→ Task
Using the data beneath, show every line that includes the word "title".

→ Records for this task
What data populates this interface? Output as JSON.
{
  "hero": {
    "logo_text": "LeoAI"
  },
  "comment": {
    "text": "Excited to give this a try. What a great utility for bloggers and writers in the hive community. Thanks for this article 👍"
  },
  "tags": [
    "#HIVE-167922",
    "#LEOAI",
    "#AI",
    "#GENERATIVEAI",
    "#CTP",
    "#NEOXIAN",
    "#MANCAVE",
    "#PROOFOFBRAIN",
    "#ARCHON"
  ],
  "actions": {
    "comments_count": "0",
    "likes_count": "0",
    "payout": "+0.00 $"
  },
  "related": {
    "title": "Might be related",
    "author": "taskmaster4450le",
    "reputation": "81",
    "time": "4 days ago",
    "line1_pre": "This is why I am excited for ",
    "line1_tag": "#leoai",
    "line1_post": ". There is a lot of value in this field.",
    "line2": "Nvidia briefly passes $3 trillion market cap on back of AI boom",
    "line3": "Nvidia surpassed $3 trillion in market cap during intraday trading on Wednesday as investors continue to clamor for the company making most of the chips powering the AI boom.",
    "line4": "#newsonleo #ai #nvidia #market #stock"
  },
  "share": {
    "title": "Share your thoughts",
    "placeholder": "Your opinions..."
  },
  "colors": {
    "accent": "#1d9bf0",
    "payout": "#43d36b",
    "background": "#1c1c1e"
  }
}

--

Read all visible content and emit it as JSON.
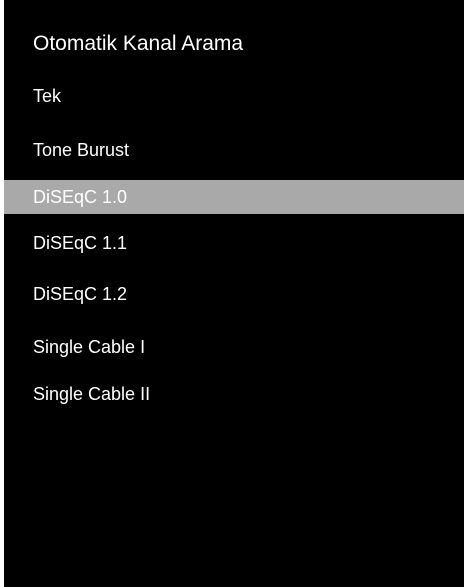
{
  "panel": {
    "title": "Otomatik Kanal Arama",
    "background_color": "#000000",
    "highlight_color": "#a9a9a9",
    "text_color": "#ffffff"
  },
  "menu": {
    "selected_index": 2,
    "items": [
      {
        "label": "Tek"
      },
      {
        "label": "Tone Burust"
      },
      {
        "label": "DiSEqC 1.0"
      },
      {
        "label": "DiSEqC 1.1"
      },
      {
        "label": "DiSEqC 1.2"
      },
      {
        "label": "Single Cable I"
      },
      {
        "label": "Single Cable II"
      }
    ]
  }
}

→ Answer to this problem
    "title": "Might be related",
    "title": "Share your thoughts",
    "title": "Otomatik Kanal Arama",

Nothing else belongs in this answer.